PROVIDED MATERIAL »
>> BEGIN
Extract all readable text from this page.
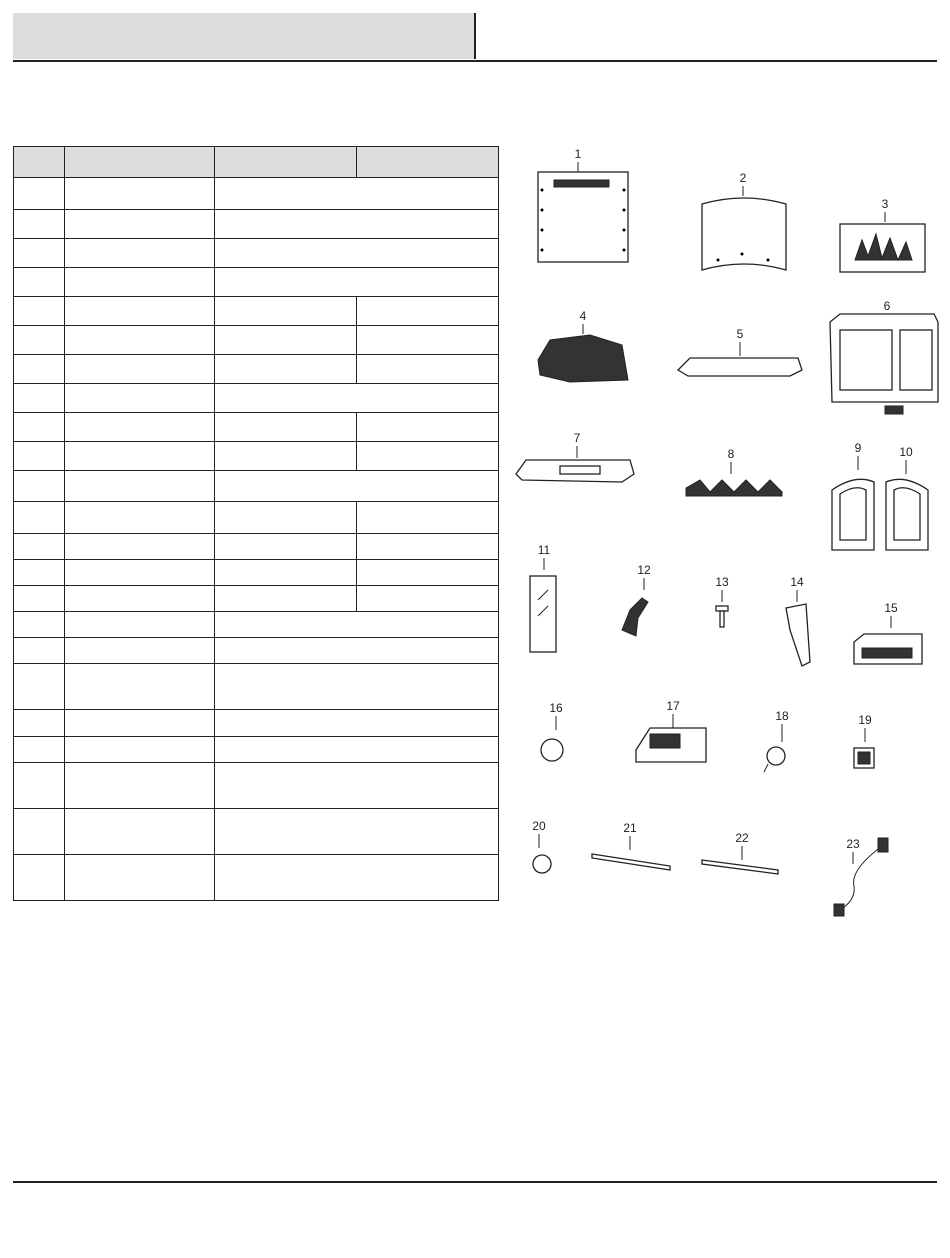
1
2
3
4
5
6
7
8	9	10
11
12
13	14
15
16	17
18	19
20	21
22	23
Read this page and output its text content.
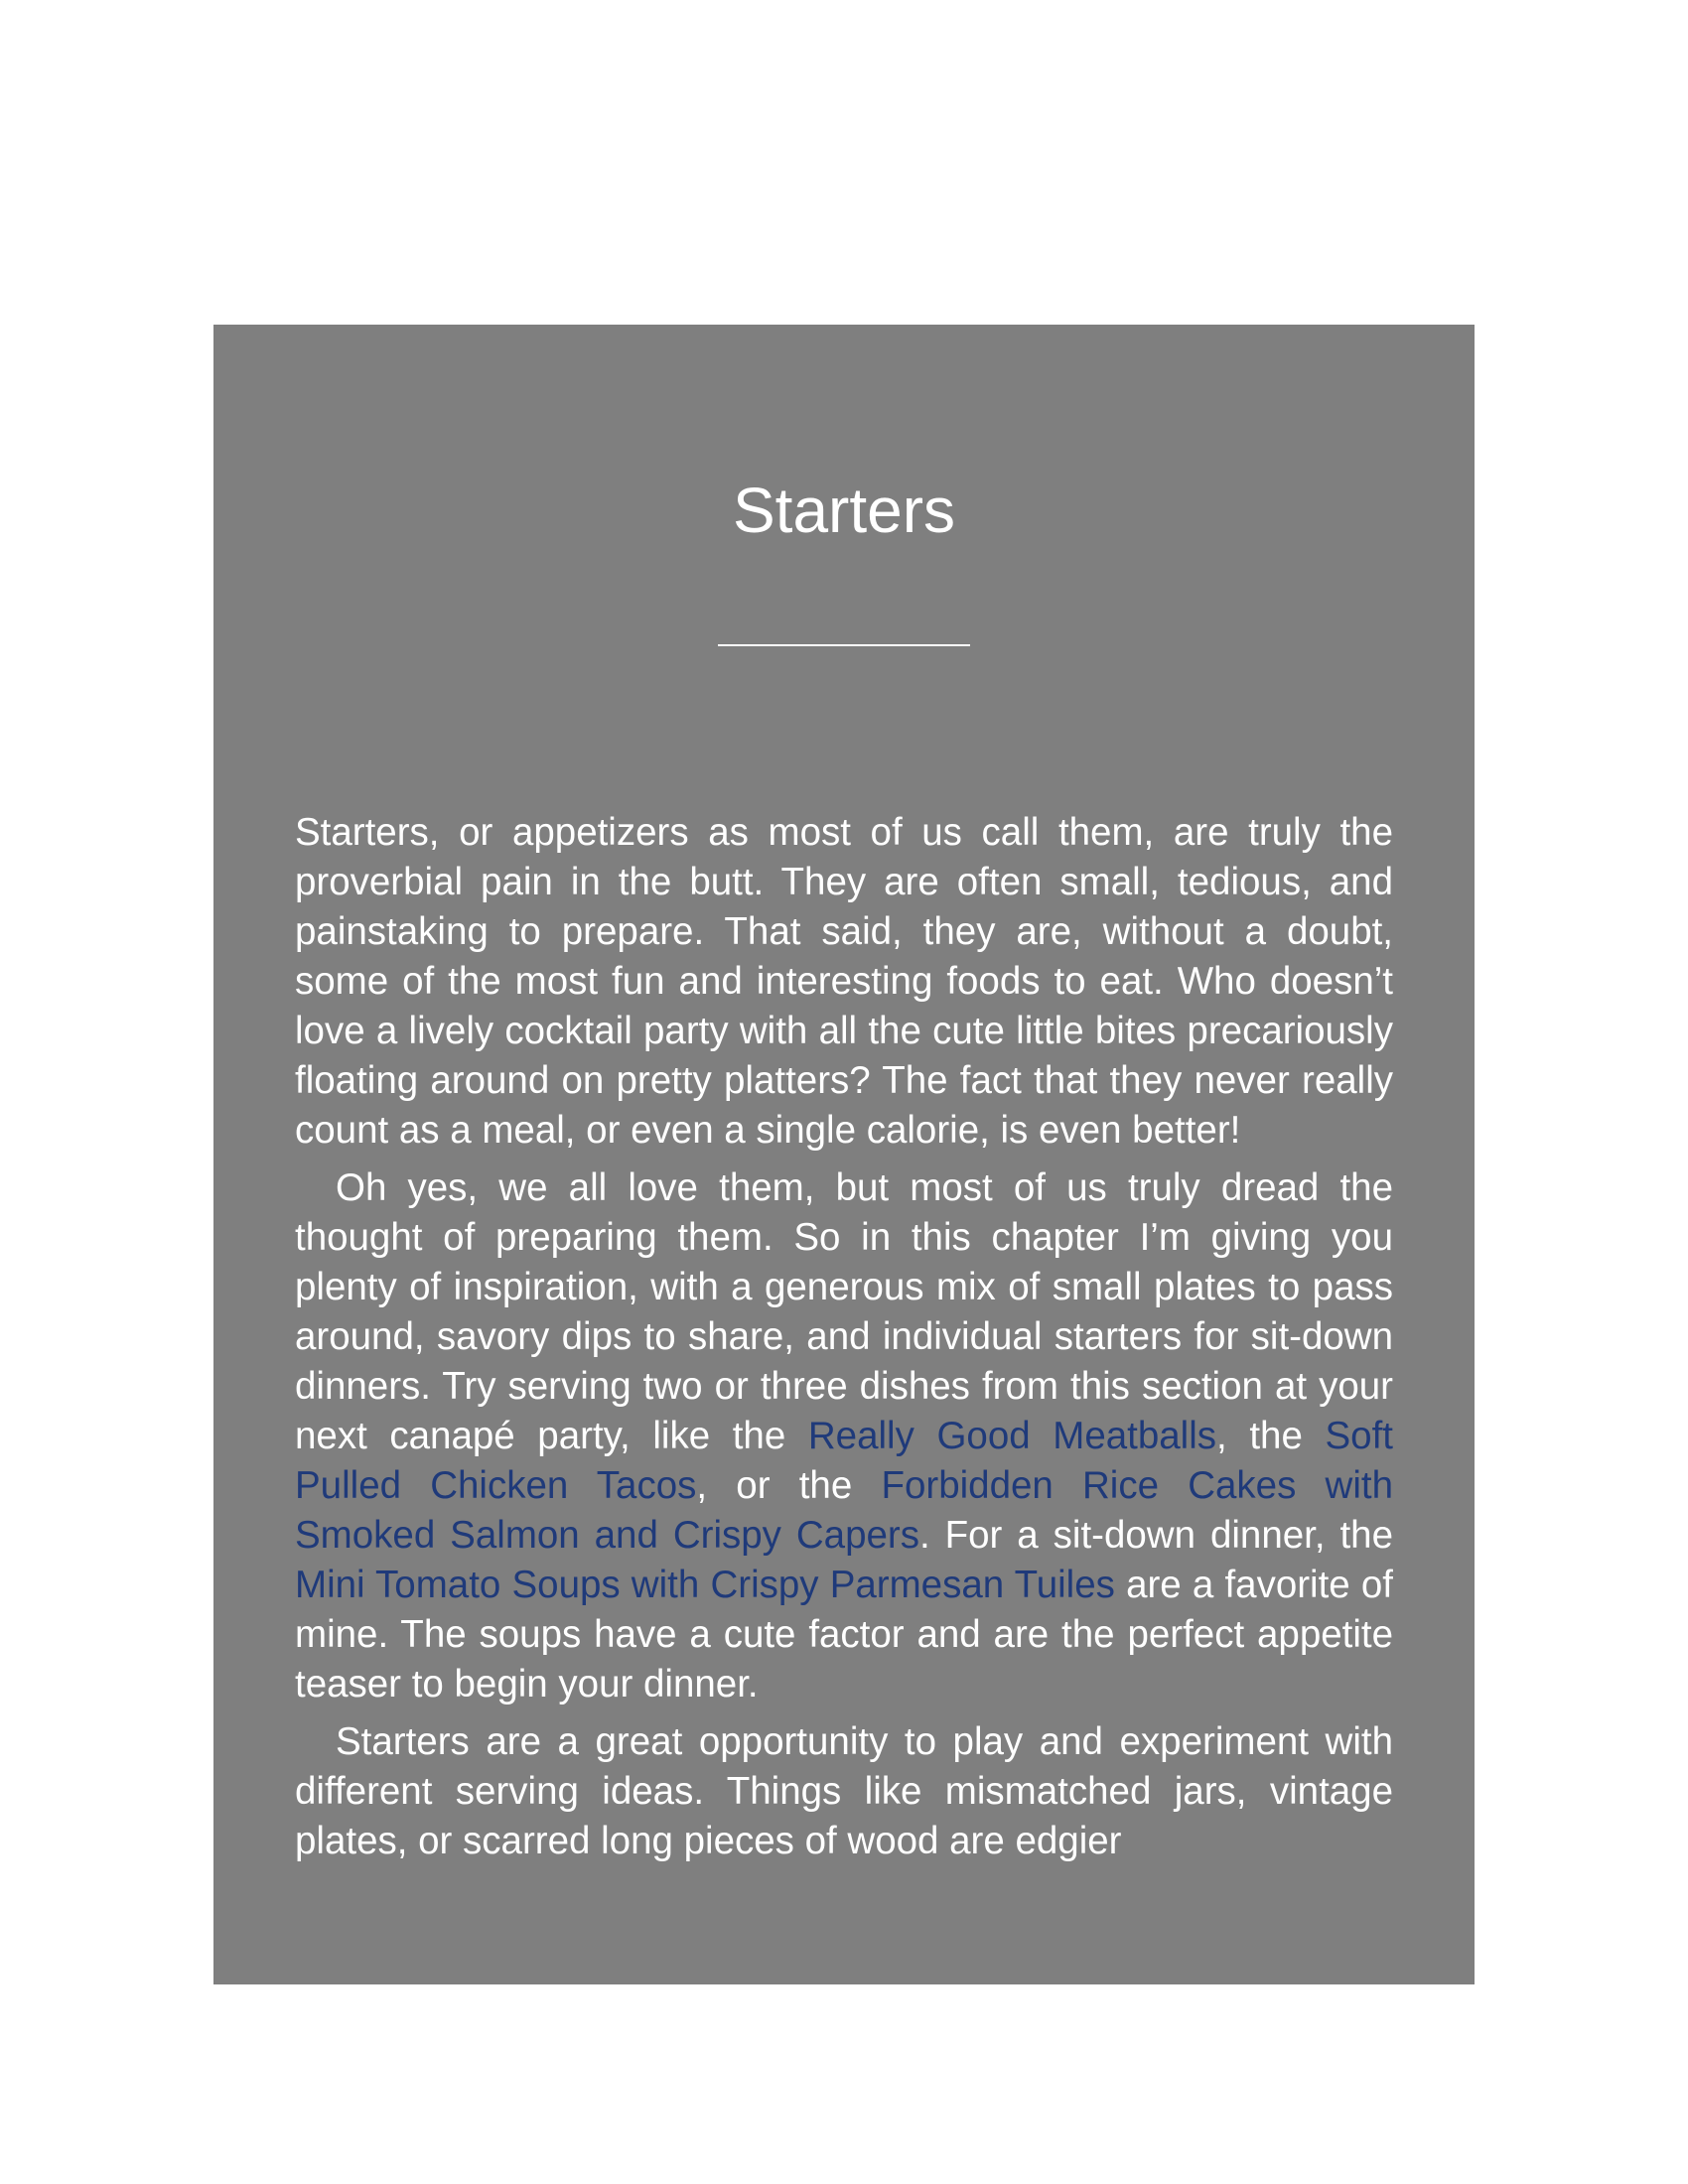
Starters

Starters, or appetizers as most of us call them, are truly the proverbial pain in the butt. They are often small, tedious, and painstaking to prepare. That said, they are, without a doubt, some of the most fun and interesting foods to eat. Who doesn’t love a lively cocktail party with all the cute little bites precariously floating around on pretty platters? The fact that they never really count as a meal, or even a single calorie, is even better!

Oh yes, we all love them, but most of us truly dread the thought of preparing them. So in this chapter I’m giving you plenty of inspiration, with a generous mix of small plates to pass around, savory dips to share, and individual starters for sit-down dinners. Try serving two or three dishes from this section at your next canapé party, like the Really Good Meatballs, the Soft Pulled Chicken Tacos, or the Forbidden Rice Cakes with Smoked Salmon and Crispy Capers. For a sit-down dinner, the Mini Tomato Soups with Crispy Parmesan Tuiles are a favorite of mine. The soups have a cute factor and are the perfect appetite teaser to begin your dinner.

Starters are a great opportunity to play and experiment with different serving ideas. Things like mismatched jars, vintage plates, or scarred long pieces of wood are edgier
>> END
BRIEF »
Pick every line with "page" in it and copy it.

WRITTEN SOLUTION »
Extract all readable text from this page.
Read this page and output its text content.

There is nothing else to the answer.